Start of Excerpted data

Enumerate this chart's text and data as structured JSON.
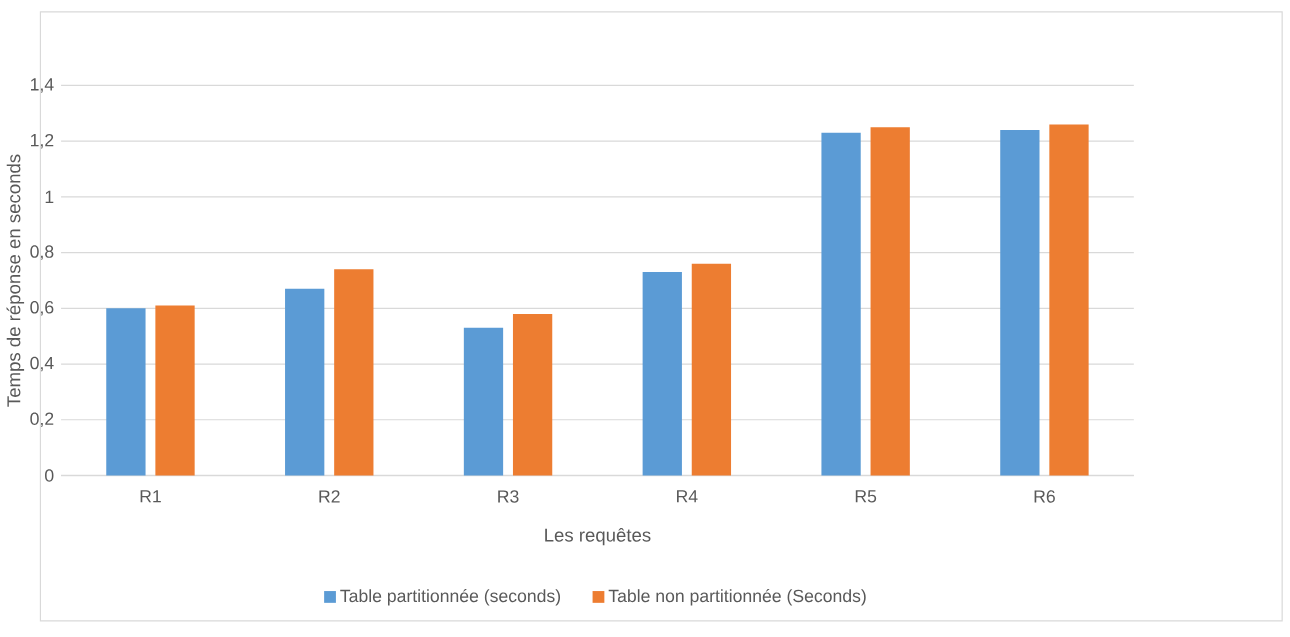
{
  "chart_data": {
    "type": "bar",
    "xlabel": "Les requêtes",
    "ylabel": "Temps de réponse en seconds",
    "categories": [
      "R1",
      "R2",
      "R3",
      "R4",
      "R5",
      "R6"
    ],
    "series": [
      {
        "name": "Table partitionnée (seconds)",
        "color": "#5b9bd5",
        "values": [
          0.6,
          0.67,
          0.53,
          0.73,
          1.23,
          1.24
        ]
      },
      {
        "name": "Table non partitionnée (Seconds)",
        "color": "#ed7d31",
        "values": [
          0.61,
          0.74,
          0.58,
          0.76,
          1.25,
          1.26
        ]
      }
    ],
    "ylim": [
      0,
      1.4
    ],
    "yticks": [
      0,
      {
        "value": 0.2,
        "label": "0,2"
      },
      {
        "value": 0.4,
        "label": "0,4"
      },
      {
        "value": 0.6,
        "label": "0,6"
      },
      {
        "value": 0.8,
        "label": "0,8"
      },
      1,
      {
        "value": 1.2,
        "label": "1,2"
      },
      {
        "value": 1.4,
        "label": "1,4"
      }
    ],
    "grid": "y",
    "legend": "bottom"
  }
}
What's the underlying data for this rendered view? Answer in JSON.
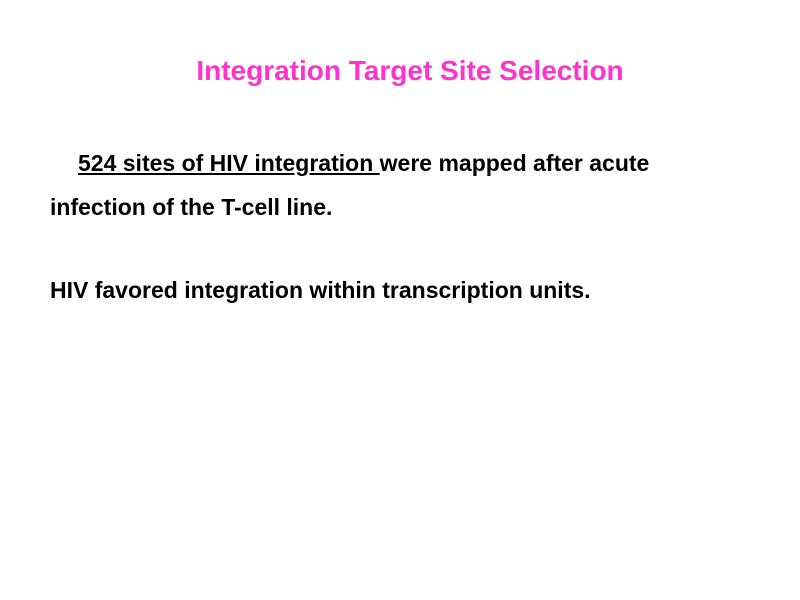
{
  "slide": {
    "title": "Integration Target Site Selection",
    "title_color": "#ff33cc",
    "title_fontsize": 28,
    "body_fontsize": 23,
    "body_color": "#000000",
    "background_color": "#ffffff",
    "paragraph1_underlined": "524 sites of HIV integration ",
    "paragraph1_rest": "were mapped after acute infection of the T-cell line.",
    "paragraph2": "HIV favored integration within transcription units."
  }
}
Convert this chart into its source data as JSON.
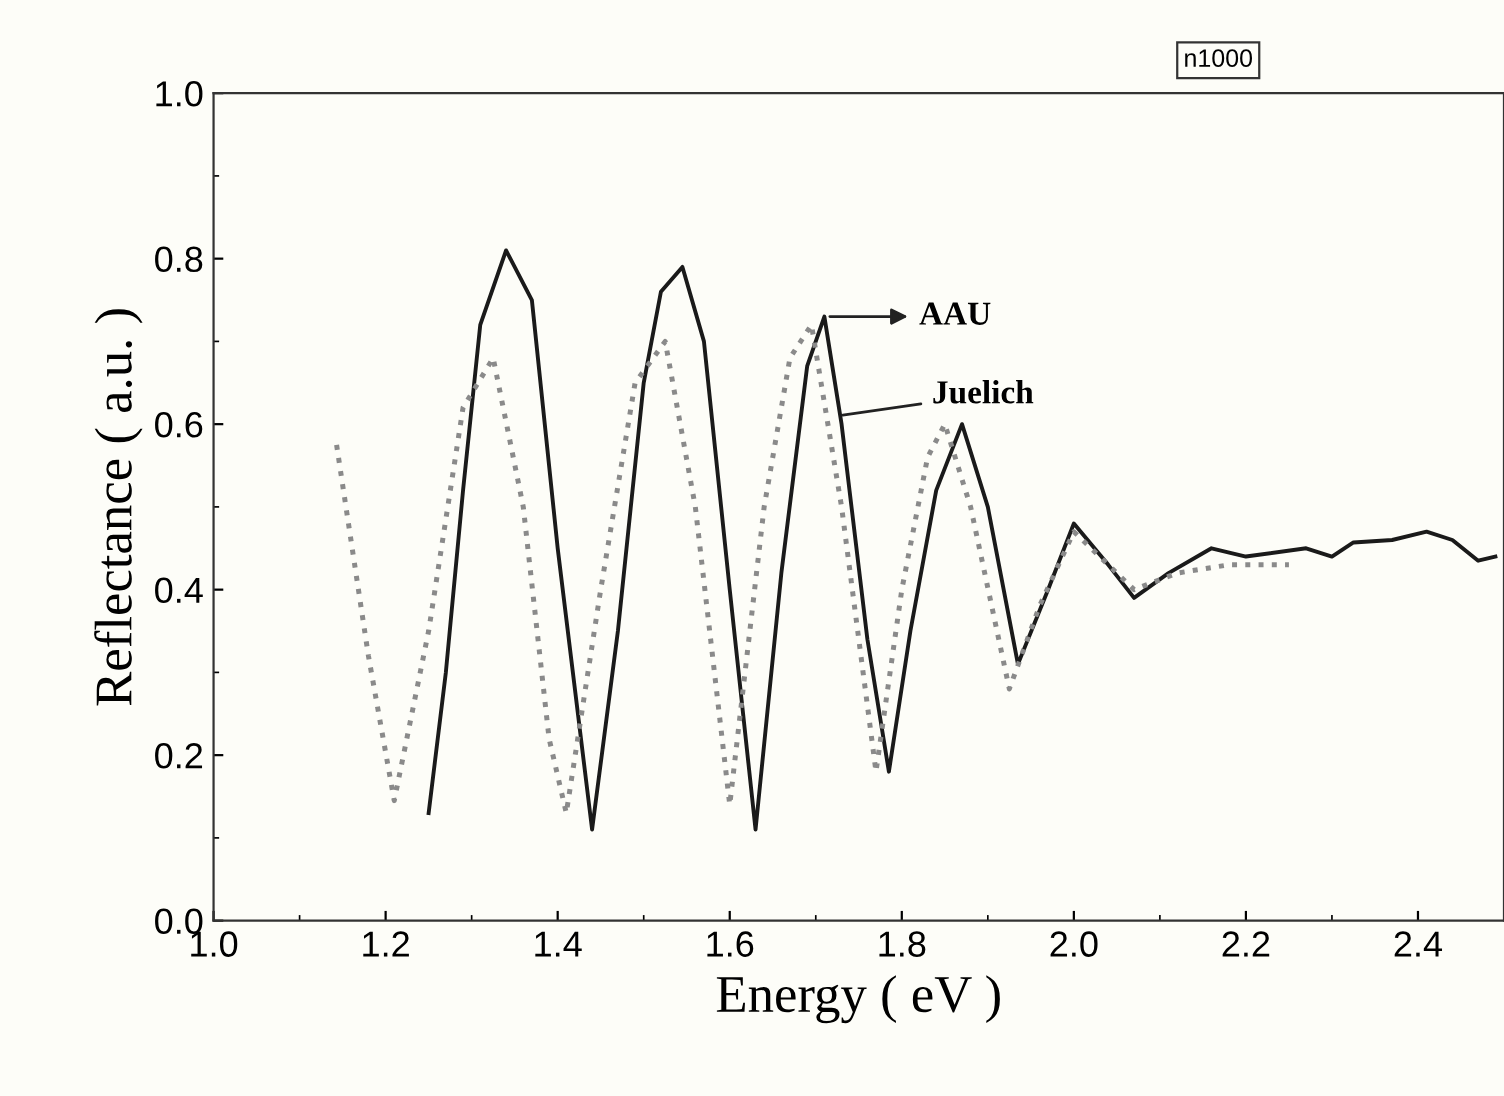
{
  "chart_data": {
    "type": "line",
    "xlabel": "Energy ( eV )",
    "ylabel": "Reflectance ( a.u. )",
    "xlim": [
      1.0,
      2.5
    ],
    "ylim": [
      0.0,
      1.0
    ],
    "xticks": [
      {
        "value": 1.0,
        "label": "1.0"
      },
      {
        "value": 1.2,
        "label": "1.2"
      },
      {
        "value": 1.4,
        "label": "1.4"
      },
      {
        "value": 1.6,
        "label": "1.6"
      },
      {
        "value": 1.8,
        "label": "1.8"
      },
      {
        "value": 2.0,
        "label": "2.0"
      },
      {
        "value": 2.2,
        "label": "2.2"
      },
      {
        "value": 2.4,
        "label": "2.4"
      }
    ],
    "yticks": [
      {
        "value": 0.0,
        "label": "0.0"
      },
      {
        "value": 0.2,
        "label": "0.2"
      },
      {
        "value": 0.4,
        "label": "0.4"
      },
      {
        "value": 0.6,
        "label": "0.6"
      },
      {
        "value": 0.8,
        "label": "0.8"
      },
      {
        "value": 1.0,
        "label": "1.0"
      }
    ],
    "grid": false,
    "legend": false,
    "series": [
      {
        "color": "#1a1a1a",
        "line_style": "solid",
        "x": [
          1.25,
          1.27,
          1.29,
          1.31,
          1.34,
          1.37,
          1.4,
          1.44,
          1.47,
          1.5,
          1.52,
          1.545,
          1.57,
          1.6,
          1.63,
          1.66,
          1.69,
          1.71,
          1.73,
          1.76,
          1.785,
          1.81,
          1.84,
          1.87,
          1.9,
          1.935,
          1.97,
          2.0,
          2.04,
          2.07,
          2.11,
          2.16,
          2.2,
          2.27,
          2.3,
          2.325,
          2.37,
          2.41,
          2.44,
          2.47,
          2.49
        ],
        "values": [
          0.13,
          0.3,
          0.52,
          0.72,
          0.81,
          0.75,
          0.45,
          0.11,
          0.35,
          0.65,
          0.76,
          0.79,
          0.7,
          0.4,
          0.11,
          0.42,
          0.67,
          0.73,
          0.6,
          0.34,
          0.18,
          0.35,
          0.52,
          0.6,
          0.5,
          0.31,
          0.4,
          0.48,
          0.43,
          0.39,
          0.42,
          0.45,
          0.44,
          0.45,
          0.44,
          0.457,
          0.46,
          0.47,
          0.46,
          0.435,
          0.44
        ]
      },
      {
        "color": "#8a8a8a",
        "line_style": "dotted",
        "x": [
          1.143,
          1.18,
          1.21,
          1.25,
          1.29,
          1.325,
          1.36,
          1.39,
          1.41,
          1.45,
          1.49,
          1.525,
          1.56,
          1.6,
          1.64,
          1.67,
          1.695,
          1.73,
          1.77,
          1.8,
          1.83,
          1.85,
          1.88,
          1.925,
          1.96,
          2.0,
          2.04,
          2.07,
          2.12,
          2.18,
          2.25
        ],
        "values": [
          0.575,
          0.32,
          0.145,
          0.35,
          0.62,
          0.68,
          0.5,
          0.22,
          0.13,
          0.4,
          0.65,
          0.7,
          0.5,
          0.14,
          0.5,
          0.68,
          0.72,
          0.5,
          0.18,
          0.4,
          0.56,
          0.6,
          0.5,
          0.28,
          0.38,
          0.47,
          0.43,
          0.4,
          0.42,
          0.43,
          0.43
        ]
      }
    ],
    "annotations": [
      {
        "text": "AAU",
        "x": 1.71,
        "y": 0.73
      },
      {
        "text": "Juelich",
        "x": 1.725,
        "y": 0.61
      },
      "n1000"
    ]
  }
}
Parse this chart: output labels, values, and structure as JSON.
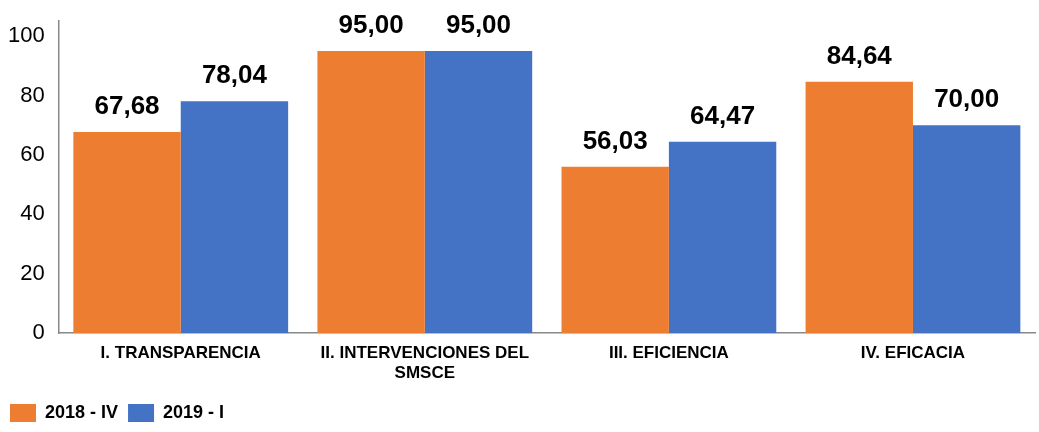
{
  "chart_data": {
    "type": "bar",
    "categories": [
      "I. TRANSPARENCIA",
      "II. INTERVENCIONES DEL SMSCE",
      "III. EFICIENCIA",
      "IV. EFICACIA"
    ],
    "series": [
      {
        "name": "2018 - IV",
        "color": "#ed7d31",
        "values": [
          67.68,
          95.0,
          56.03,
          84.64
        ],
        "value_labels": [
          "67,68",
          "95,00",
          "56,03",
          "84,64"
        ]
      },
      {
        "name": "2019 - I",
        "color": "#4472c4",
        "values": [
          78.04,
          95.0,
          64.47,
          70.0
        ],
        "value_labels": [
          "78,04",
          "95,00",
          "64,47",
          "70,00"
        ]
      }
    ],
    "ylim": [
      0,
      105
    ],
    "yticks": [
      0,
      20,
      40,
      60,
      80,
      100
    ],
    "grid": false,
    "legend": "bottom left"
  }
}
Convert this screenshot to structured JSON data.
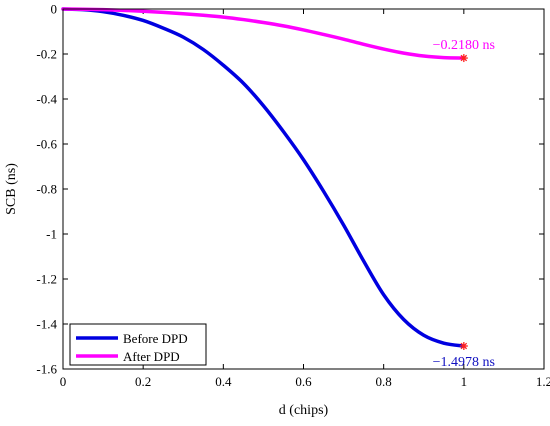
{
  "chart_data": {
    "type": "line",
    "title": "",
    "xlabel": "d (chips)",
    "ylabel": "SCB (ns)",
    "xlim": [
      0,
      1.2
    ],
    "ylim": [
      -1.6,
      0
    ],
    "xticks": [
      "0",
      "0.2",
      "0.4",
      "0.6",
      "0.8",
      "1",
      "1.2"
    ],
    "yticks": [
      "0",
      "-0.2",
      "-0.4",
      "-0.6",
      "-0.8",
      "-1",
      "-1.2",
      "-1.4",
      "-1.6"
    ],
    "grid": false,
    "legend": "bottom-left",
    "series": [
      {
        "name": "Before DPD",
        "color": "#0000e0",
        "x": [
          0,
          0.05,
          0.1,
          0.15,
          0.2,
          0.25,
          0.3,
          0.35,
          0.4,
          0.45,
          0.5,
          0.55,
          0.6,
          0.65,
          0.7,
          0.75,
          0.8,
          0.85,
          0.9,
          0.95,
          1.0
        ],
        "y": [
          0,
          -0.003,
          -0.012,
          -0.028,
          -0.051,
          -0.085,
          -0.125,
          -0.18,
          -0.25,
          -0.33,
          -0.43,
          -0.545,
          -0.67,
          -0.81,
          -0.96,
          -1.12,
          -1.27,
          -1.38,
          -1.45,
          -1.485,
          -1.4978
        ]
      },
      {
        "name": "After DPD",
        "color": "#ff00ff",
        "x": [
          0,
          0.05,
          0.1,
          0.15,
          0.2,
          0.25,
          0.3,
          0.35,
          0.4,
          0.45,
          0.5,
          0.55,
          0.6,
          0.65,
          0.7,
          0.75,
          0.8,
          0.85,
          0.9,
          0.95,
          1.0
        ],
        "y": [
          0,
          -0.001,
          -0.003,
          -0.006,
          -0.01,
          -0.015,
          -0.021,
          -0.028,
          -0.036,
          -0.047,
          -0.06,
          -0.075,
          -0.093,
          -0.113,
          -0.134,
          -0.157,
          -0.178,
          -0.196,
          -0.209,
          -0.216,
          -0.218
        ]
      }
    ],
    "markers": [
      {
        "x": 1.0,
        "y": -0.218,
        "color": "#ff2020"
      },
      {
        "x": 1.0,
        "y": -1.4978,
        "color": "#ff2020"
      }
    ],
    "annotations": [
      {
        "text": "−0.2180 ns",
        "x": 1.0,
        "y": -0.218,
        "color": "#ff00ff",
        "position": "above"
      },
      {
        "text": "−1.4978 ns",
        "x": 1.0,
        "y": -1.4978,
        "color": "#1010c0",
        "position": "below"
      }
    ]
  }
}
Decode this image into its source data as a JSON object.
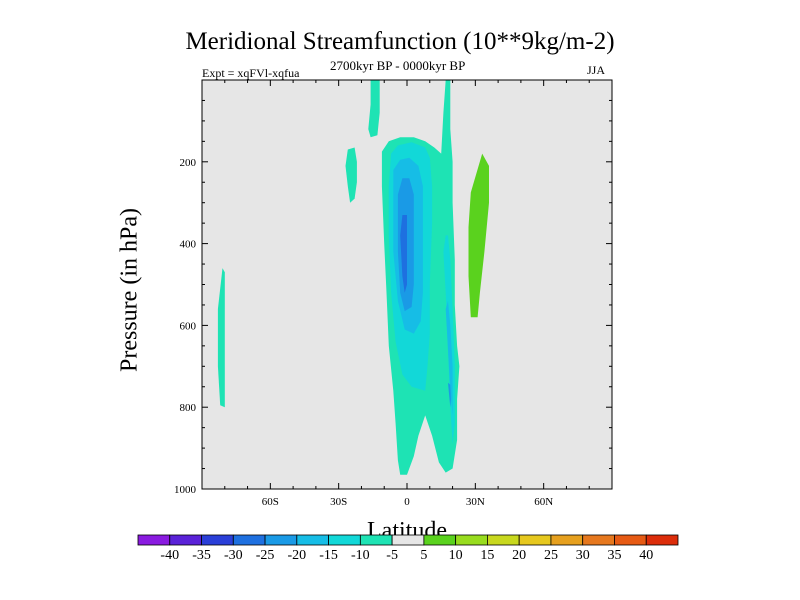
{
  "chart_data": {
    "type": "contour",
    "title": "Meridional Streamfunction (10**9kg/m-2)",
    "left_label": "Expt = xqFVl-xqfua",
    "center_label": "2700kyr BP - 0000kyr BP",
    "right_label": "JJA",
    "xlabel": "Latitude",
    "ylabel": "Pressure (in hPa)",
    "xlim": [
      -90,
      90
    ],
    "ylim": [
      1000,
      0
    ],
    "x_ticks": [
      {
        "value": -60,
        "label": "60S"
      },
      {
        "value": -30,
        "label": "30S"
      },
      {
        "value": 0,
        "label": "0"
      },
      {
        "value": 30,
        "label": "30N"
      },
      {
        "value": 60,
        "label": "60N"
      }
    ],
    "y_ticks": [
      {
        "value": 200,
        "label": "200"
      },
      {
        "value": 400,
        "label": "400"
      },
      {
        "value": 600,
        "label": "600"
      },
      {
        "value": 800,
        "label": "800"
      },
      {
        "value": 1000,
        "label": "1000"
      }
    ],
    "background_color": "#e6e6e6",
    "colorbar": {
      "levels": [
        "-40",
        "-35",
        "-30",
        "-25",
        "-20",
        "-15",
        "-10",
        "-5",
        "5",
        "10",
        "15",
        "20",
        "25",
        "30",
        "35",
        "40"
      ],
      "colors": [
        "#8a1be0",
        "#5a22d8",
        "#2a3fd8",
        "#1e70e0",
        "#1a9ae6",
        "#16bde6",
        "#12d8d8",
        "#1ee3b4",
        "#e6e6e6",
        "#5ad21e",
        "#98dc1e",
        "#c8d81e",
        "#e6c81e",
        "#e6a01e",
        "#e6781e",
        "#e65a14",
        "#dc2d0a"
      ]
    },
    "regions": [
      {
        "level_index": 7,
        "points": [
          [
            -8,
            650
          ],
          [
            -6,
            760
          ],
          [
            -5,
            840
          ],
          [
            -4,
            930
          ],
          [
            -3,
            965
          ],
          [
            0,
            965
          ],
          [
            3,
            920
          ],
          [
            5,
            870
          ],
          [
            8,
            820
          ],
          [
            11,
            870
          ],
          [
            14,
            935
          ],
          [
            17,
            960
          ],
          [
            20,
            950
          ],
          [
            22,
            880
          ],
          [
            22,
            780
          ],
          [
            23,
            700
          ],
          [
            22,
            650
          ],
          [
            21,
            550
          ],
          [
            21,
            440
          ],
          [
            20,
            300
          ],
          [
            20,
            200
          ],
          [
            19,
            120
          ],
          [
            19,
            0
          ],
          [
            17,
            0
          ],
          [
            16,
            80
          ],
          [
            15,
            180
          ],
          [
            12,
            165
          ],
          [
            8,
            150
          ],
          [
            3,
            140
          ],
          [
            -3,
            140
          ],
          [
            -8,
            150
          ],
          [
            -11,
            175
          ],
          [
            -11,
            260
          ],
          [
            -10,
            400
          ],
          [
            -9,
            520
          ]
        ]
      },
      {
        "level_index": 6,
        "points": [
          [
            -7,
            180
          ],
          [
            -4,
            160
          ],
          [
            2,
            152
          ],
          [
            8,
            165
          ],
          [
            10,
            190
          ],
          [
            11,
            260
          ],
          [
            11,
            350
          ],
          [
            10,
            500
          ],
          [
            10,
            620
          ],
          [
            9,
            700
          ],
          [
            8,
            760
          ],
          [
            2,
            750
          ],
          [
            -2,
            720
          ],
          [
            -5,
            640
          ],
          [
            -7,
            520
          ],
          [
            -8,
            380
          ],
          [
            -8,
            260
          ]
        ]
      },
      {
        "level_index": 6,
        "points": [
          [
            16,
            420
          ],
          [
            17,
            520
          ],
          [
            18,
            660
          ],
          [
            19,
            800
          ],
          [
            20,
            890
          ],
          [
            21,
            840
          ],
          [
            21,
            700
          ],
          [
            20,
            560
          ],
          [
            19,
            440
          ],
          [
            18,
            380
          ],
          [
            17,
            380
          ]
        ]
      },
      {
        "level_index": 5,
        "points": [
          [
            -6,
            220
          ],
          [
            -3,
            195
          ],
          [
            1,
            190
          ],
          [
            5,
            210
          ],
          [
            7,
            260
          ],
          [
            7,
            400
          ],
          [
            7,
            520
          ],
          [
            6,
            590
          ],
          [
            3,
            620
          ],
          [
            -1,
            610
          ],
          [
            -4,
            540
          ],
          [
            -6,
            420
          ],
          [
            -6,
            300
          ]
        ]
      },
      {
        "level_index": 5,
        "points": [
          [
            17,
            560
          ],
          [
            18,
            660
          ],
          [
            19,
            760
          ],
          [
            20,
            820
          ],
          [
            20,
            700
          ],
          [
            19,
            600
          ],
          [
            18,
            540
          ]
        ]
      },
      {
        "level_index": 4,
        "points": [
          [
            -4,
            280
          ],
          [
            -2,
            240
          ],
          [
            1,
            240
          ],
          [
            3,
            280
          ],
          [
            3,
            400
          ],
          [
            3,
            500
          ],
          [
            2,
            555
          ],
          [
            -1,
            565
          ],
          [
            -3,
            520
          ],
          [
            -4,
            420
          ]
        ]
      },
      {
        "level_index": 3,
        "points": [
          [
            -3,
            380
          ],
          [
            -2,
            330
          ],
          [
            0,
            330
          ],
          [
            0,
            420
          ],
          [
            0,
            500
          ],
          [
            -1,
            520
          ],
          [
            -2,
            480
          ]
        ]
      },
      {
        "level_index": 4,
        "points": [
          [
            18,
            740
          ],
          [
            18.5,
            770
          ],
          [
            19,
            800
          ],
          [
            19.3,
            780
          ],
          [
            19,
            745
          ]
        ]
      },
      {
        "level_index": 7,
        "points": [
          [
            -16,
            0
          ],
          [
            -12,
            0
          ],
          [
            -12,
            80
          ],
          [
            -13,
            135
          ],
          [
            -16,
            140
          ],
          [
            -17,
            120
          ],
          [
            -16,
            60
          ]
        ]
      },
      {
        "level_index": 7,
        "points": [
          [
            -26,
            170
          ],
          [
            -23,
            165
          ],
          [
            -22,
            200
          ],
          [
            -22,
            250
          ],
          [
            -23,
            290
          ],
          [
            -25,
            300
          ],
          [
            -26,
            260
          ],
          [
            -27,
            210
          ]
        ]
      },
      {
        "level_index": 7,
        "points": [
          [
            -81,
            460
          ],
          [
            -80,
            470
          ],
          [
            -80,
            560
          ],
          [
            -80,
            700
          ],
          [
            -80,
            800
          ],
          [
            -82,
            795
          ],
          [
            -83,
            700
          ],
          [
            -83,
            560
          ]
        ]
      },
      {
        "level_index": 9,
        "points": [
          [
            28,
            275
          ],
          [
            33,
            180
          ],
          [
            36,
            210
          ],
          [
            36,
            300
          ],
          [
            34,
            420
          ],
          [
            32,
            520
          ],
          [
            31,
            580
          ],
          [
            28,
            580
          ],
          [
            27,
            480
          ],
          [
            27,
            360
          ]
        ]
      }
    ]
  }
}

End of Excerpted data

**Exercise aim**
Using the listing above, work out how many of its lines include "source", and give only the result.

**Result**
2